The Calgary Stampede is Canada's biggest cultural celebration, which makes it a can't-miss event for political leaders looking to raise their profiles or solidify their bases.
This year, the 10-day extravaganza also marks its centennial, and combined with Alberta's booming economy and population, politics has become a key Stampede sideshow. Leaders from the federal Conservative government and the struggling opposition Liberals have already used pancake breakfasts and barbecues as partisan rallies touting their policies and attacking each other.
NDP Leader Thomas Mulcair, who annoyed Albertans with the Official Opposition's anti-oil-sands rhetoric earlier this year, arrives Thursday for two days of Stampeding. Green Party leader Elizabeth May arrived in Calgary before Stampede even started.
Looming is a by-election in Calgary Centre, adding extra political urgency to the handshake tour.
Speaking to 900 supporters on the weekend, Prime Minister Stephen Harper lauded his economic strategy as besting those of global superpowers in Europe, the United States and Japan. Canada is a "great country rising," he said.
At a separate event, which drew a few hundred Liberal supporters, Interim Leader Bob Rae accused Mr. Harper of shaky environmental policies, fiscal imprudence and shredding Canada's social safety net. Many of the government's policies are "horsefeathers," he said.
Harold Jansen, a political scientist at the University of Lethbridge, said Stampede is a significant symbolic event for politicians, regardless of how much power they wield in Ottawa.
"It is a necessary thing you have to do," he explained. "If you don't do it, it looks like you don't understand Calgary, it looks like you don't understand an important part of the province, and an important part of the country."
Forty-four Tory MPs and four senators showed up at Mr. Harper's event Saturday evening, including Treasury Board President Tony Clement, Defence Minister Peter MacKay, Justice Minister Rob Nicholson, Natural Resources Minister Joe Oliver and Minister of Public Safety Vic Toews – all from out of town. The Prime Minister's Office said the politicians paid for their own barbecue tickets, but referred questions about transportation and accommodation costs to their individual offices.
Meanwhile, three MPs from the Liberal benches – Quebec's Justin Trudeau, Ontario's Carolyn Bennett, and Saskatchewan's Ralph Goodale – joined Mr. Rae. The Liberal party paid for Mr. Rae's trip, a spokesperson from his office said.

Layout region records

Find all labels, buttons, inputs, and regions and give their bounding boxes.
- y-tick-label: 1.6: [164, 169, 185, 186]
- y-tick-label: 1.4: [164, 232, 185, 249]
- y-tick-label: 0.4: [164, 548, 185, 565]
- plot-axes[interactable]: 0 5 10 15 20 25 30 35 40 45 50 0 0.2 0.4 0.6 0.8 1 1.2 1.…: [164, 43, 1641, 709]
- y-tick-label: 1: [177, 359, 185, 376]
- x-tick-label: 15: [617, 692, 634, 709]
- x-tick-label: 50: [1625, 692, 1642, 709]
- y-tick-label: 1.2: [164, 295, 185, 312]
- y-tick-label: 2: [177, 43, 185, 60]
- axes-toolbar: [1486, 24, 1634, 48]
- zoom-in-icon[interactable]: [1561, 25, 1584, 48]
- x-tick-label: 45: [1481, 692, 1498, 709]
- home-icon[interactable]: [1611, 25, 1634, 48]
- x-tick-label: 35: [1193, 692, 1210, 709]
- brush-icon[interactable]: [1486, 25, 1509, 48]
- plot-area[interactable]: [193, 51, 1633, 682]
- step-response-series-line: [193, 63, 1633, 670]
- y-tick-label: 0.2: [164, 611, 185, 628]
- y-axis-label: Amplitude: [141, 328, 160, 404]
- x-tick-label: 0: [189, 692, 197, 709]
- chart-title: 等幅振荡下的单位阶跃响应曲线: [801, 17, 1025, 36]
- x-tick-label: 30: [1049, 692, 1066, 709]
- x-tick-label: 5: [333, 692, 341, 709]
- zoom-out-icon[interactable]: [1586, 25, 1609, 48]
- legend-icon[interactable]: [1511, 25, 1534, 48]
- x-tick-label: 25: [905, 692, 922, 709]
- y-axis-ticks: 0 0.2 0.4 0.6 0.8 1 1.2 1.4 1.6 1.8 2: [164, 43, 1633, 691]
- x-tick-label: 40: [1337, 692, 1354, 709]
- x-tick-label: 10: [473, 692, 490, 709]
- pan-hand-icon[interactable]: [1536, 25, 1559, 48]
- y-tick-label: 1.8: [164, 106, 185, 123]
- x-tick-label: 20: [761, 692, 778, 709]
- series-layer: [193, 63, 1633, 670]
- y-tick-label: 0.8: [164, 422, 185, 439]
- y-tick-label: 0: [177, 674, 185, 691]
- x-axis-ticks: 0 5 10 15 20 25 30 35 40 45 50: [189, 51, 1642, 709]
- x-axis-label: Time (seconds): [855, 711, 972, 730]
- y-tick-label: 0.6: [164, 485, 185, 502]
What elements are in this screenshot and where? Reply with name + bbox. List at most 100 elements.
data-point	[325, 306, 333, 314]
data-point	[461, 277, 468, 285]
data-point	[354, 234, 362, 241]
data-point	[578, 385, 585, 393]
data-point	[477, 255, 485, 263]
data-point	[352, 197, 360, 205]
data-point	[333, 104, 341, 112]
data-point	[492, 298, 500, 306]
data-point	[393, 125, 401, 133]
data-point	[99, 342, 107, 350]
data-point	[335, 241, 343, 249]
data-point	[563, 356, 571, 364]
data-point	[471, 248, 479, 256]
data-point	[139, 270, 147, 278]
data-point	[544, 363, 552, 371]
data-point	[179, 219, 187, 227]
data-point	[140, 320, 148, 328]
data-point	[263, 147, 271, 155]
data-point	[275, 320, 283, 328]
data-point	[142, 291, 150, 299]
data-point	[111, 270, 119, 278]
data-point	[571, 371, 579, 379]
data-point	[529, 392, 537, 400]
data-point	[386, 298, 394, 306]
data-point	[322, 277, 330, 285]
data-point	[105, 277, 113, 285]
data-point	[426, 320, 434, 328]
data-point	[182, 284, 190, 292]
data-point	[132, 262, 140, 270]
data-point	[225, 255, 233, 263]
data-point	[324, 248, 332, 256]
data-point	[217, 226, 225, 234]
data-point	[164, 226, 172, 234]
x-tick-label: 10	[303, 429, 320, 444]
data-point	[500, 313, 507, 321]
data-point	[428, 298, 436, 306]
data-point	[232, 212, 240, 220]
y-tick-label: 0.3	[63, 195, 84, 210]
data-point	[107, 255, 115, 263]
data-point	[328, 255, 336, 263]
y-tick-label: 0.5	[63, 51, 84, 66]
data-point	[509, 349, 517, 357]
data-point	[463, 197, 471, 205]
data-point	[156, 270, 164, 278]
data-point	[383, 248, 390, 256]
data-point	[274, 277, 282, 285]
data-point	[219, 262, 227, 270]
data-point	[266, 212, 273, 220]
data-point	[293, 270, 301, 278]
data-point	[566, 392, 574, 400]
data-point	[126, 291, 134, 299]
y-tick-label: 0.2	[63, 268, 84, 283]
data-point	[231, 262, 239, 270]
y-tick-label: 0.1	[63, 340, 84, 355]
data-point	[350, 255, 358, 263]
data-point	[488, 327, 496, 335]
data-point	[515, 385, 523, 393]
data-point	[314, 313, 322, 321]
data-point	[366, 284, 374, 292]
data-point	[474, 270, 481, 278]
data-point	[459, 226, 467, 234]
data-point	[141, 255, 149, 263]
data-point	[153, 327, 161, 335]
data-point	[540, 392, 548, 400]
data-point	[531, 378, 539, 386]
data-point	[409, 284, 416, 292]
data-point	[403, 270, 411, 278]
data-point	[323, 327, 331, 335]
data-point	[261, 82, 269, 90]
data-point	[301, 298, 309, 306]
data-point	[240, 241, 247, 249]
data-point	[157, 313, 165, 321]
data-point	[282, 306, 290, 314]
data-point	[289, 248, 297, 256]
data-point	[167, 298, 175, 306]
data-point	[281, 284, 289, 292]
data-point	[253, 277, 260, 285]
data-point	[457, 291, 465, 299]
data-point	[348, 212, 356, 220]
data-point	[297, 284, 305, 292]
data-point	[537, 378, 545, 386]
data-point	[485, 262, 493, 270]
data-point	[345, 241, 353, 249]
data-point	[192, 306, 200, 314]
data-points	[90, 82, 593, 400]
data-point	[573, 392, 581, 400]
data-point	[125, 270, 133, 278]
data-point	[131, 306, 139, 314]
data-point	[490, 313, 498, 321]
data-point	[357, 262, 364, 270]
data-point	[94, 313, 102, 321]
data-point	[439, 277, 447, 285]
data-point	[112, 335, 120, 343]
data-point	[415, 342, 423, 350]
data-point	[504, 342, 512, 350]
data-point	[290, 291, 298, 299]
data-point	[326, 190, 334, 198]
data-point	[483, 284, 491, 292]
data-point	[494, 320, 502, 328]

#### PROBLEM REQUIREMENTS
Retype the part of the Calgary Stampede article from "Harold Jansen, a" up to and including "their individual offices.", word for word.

#### SOLUTION FOR THIS EXERCISE
Harold Jansen, a political scientist at the University of Lethbridge, said Stampede is a significant symbolic event for politicians, regardless of how much power they wield in Ottawa.
"It is a necessary thing you have to do," he explained. "If you don't do it, it looks like you don't understand Calgary, it looks like you don't understand an important part of the province, and an important part of the country."
Forty-four Tory MPs and four senators showed up at Mr. Harper's event Saturday evening, including Treasury Board President Tony Clement, Defence Minister Peter MacKay, Justice Minister Rob Nicholson, Natural Resources Minister Joe Oliver and Minister of Public Safety Vic Toews – all from out of town. The Prime Minister's Office said the politicians paid for their own barbecue tickets, but referred questions about transportation and accommodation costs to their individual offices.